WHAT IS EXPECTED
Please write out every line of the items below exactly as they appear, leaving out the pictures.

Layout region items
▼▼▼

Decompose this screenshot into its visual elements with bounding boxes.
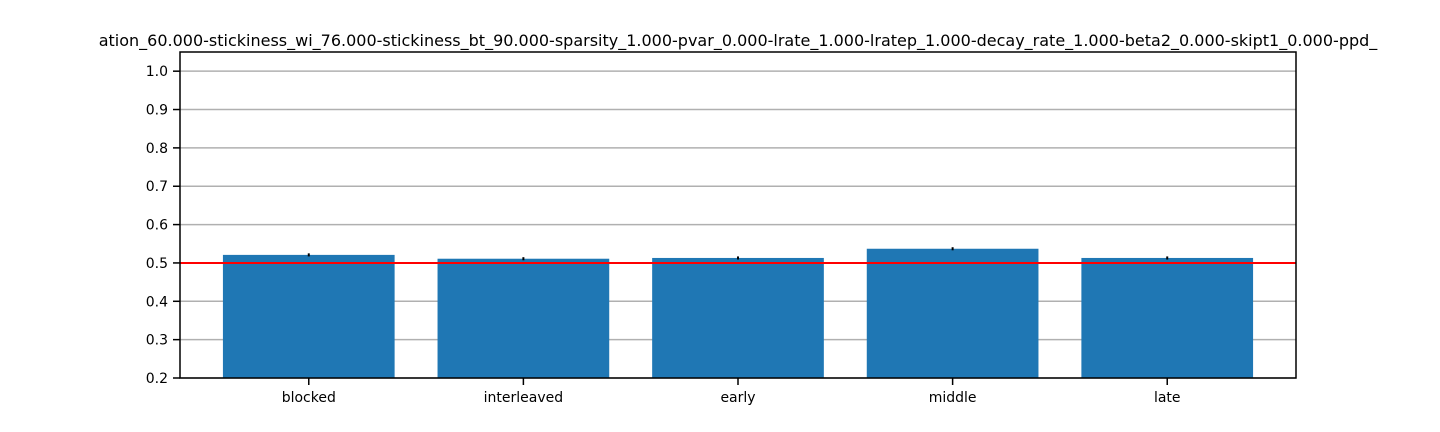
x-tick-label-late: late xyxy=(1154,390,1181,406)
x-tick-label-blocked: blocked xyxy=(282,390,336,406)
y-tick-label: 0.2 xyxy=(146,371,168,387)
y-tick-label: 0.5 xyxy=(146,256,168,272)
y-tick-label: 0.9 xyxy=(146,103,168,119)
bar-late xyxy=(1081,257,1254,378)
y-tick-label: 0.7 xyxy=(146,179,168,195)
chart-title: ation_60.000-stickiness_wi_76.000-sticki… xyxy=(99,31,1379,51)
y-tick-label: 0.4 xyxy=(146,294,168,310)
y-tick-label: 0.6 xyxy=(146,218,168,234)
bar-middle xyxy=(866,248,1039,378)
bar-interleaved xyxy=(437,258,610,378)
x-tick-label-interleaved: interleaved xyxy=(484,390,564,406)
bar-blocked xyxy=(222,254,395,378)
bars xyxy=(222,248,1254,378)
y-tick-label: 0.3 xyxy=(146,333,168,349)
bar-early xyxy=(652,257,824,378)
x-tick-label-early: early xyxy=(720,390,755,406)
x-axis-ticks: blocked interleaved early middle late xyxy=(282,378,1181,406)
x-tick-label-middle: middle xyxy=(929,390,977,406)
y-axis-ticks: 0.2 0.3 0.4 0.5 0.6 0.7 0.8 0.9 1.0 xyxy=(146,64,180,387)
y-tick-label: 1.0 xyxy=(146,64,168,80)
error-bars xyxy=(307,247,1169,261)
y-tick-label: 0.8 xyxy=(146,141,168,157)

▲▲▲

RESULT BELOW
Decompose this screenshot into its visual elements with bounding boxes.
x-tick-label-late: late xyxy=(1154,390,1181,406)
x-tick-label-blocked: blocked xyxy=(282,390,336,406)
y-tick-label: 0.2 xyxy=(146,371,168,387)
y-tick-label: 0.5 xyxy=(146,256,168,272)
y-tick-label: 0.9 xyxy=(146,103,168,119)
bar-late xyxy=(1081,257,1254,378)
y-tick-label: 0.7 xyxy=(146,179,168,195)
chart-title: ation_60.000-stickiness_wi_76.000-sticki… xyxy=(99,31,1379,51)
y-tick-label: 0.4 xyxy=(146,294,168,310)
y-tick-label: 0.6 xyxy=(146,218,168,234)
bar-middle xyxy=(866,248,1039,378)
bar-interleaved xyxy=(437,258,610,378)
x-tick-label-interleaved: interleaved xyxy=(484,390,564,406)
bar-blocked xyxy=(222,254,395,378)
bars xyxy=(222,248,1254,378)
y-tick-label: 0.3 xyxy=(146,333,168,349)
bar-early xyxy=(652,257,824,378)
x-tick-label-early: early xyxy=(720,390,755,406)
x-axis-ticks: blocked interleaved early middle late xyxy=(282,378,1181,406)
x-tick-label-middle: middle xyxy=(929,390,977,406)
y-axis-ticks: 0.2 0.3 0.4 0.5 0.6 0.7 0.8 0.9 1.0 xyxy=(146,64,180,387)
y-tick-label: 1.0 xyxy=(146,64,168,80)
error-bars xyxy=(307,247,1169,261)
y-tick-label: 0.8 xyxy=(146,141,168,157)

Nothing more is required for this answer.